▶ [Job]: Lines that contain "ylabel" are to be counted; give only their number.

[Chart and figure data]
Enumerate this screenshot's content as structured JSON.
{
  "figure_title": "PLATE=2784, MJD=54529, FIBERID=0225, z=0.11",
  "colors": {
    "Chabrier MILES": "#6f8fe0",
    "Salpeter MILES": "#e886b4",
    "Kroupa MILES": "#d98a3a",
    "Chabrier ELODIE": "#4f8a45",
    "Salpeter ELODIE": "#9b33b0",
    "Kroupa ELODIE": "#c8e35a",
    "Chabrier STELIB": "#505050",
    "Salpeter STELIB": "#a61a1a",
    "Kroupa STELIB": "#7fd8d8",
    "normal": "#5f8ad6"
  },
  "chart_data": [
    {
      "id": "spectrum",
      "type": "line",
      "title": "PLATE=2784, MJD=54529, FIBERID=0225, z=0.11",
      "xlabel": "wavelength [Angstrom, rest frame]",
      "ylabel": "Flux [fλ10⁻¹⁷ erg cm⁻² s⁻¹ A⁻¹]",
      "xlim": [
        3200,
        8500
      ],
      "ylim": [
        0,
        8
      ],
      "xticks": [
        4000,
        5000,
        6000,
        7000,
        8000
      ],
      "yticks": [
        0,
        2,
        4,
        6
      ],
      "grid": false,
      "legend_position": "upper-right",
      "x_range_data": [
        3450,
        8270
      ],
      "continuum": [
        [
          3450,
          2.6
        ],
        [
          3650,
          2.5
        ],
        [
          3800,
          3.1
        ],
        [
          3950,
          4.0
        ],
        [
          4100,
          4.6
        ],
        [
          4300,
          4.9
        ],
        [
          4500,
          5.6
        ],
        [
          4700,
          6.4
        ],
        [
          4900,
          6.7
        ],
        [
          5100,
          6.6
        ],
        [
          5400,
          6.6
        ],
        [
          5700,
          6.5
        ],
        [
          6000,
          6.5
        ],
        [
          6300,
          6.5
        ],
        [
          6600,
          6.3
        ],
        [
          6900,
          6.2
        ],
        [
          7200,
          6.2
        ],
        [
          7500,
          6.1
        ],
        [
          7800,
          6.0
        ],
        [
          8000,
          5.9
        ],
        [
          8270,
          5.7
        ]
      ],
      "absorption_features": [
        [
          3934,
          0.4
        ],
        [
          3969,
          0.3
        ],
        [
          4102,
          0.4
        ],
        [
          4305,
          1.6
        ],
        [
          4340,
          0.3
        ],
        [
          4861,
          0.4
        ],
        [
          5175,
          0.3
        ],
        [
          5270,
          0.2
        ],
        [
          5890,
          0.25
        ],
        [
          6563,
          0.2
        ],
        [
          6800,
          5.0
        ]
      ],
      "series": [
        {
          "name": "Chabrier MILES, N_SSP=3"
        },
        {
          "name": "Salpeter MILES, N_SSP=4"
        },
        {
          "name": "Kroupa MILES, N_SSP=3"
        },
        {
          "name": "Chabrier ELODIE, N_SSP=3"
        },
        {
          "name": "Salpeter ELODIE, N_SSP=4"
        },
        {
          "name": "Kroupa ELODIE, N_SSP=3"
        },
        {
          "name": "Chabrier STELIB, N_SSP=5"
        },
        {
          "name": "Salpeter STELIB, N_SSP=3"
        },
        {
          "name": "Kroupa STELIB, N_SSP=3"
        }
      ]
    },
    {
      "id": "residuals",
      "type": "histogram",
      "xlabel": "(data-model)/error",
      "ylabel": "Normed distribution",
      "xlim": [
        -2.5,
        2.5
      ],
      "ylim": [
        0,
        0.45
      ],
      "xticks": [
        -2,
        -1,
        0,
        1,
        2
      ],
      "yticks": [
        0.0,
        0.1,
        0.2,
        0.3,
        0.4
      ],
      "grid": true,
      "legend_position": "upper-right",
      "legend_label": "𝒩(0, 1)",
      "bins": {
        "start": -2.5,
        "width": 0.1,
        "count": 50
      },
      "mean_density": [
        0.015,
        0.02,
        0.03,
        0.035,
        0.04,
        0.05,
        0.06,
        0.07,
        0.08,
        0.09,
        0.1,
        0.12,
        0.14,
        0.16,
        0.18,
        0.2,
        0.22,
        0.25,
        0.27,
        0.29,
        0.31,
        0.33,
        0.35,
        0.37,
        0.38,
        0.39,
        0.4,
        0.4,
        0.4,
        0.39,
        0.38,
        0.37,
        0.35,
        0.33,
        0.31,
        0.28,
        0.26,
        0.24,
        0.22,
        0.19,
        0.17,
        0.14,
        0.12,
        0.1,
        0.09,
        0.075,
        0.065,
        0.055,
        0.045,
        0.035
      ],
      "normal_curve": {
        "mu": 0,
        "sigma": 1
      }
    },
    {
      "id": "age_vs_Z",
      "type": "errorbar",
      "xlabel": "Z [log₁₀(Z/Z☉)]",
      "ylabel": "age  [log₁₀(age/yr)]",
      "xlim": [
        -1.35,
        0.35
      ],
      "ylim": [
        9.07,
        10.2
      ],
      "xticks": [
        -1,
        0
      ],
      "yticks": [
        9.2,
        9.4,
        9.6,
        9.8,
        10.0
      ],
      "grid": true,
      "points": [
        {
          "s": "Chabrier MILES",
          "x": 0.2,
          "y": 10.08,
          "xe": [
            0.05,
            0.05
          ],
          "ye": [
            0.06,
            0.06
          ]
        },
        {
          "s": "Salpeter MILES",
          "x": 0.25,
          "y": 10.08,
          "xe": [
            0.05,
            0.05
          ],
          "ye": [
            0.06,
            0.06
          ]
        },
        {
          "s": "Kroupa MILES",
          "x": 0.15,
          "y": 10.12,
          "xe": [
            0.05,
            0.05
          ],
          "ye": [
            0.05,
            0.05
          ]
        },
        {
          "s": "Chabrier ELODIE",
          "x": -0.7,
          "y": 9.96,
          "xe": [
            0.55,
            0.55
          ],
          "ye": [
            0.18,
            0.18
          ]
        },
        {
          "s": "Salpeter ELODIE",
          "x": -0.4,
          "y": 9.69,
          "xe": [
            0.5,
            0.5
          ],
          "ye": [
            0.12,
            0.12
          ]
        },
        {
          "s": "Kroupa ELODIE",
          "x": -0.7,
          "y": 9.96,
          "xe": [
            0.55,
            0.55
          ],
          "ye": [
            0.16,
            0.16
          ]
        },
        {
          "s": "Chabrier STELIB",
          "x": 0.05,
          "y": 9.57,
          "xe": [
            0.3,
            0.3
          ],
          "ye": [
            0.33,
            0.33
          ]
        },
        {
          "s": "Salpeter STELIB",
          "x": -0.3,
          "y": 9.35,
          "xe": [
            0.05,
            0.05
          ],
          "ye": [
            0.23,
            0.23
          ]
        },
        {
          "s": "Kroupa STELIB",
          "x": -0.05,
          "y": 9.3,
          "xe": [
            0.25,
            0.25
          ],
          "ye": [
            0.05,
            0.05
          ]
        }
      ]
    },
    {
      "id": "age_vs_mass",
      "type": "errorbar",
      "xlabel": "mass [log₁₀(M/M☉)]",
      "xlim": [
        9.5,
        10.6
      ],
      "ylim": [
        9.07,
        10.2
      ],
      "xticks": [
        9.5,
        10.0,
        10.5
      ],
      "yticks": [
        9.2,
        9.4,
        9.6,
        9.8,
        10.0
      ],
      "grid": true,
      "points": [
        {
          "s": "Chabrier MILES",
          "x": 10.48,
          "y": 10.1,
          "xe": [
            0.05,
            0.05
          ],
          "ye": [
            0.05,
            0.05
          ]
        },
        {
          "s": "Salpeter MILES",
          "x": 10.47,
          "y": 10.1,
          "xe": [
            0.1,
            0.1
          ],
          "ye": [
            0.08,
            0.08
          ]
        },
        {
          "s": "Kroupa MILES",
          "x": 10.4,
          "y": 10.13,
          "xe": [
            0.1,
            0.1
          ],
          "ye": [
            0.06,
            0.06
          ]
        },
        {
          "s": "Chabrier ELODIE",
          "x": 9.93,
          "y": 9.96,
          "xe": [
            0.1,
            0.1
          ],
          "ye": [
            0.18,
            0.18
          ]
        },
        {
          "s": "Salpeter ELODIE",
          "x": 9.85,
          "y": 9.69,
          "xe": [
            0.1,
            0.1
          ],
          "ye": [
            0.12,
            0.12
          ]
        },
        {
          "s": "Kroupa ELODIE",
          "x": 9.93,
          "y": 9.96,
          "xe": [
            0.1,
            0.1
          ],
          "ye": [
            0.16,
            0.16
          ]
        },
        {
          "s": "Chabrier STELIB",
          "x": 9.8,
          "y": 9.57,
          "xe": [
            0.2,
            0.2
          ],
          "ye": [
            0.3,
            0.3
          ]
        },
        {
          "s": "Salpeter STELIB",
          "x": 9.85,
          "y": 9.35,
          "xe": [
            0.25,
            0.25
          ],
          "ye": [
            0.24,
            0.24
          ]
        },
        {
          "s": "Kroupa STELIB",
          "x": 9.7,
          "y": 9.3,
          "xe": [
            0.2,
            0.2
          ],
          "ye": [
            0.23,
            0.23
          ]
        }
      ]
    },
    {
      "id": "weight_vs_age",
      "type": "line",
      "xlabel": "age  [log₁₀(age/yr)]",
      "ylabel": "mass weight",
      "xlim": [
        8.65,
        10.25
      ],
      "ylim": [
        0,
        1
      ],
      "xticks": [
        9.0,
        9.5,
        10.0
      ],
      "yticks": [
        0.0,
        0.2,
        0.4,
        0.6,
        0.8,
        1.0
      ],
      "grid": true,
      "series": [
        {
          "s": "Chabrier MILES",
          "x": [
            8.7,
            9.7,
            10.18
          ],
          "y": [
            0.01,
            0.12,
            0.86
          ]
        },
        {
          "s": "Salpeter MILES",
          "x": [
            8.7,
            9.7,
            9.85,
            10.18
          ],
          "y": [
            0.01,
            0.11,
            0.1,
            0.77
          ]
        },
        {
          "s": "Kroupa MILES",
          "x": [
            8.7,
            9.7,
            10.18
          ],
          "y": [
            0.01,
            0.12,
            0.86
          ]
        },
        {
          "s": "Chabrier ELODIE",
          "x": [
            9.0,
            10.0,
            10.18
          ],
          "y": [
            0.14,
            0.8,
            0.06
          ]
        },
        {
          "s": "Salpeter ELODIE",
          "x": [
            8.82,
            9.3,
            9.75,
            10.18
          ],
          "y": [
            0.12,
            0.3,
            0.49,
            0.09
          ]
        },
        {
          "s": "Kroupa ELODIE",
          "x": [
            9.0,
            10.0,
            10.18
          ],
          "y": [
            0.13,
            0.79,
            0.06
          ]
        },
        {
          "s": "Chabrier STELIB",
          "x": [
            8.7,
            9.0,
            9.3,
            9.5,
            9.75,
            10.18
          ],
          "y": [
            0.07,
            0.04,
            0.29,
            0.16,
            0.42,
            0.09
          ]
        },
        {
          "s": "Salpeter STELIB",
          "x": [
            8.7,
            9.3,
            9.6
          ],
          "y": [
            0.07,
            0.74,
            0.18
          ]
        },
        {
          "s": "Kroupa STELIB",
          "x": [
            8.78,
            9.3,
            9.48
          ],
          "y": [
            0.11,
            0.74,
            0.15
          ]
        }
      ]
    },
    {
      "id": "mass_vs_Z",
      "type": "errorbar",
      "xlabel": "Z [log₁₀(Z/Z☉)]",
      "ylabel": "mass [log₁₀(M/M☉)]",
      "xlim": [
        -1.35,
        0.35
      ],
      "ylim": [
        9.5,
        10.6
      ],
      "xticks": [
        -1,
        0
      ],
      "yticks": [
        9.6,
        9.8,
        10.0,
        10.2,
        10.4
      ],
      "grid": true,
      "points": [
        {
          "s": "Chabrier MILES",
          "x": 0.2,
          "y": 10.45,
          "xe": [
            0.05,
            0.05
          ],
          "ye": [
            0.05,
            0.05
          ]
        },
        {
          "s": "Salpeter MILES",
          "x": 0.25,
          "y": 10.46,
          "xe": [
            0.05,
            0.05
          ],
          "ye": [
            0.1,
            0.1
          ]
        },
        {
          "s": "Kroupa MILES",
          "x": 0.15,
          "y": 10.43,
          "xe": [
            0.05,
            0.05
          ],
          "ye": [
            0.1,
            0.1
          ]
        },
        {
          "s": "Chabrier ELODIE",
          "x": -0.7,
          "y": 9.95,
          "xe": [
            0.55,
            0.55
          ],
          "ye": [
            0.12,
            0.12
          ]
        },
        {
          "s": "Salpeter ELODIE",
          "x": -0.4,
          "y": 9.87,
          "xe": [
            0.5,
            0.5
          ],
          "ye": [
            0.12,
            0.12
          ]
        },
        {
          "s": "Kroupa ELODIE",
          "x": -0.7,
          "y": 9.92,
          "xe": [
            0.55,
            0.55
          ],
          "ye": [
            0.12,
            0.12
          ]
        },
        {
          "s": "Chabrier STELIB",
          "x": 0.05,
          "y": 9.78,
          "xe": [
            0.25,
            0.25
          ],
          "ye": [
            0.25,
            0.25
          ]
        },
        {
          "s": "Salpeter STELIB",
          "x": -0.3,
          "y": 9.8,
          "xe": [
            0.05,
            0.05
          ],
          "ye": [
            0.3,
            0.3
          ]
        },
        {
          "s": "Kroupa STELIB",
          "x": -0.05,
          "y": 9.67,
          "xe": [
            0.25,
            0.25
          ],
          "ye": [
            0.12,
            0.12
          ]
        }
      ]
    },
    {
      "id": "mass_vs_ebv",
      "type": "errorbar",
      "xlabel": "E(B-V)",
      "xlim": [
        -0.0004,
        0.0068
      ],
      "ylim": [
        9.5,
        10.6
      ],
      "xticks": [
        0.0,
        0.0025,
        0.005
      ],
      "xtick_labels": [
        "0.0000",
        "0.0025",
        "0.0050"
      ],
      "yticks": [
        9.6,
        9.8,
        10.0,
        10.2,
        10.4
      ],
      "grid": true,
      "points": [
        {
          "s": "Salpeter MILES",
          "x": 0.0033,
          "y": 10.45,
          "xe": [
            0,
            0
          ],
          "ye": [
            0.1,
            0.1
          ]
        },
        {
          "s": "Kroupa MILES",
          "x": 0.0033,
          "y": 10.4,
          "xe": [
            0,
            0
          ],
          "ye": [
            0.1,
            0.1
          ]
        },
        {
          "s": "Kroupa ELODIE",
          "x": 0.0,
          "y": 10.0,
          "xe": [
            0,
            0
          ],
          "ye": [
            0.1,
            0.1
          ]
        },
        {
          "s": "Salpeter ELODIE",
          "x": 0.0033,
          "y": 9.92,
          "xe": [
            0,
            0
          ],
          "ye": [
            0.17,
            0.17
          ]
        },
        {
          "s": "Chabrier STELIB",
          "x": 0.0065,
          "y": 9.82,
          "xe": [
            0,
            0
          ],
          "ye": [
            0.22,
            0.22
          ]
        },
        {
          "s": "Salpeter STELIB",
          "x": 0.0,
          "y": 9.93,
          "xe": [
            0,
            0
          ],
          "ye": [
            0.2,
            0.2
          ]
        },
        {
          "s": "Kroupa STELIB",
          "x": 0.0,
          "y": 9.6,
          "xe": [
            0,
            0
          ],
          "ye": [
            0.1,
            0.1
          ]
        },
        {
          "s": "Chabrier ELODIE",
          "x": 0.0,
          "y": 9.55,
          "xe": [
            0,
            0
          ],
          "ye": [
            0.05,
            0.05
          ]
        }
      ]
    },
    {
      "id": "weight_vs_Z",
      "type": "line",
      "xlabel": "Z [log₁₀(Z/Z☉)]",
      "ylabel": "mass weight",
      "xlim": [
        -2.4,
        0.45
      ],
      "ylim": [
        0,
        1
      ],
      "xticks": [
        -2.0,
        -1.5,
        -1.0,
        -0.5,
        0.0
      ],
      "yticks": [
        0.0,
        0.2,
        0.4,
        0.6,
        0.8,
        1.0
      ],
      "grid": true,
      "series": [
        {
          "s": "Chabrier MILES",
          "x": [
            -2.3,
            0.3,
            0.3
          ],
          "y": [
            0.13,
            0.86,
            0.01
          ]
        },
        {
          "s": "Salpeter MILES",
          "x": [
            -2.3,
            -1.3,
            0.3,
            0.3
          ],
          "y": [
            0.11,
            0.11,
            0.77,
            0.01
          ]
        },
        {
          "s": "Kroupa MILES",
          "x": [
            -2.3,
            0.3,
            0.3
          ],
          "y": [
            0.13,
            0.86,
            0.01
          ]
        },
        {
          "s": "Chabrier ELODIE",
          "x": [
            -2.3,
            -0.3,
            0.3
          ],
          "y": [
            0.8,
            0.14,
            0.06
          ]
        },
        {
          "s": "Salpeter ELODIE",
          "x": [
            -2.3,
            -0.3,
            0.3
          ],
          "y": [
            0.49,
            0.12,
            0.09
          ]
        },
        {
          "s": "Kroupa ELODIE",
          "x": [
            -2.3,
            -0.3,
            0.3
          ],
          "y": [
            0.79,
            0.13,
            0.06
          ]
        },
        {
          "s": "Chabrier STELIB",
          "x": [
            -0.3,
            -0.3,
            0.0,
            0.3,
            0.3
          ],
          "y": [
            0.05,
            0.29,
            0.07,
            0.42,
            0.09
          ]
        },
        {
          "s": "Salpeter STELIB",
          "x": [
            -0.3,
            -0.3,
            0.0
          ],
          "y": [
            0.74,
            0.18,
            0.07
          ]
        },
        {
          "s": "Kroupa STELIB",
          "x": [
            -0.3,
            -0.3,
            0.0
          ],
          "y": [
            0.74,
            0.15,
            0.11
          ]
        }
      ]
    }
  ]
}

▶ [Solved problem]: 6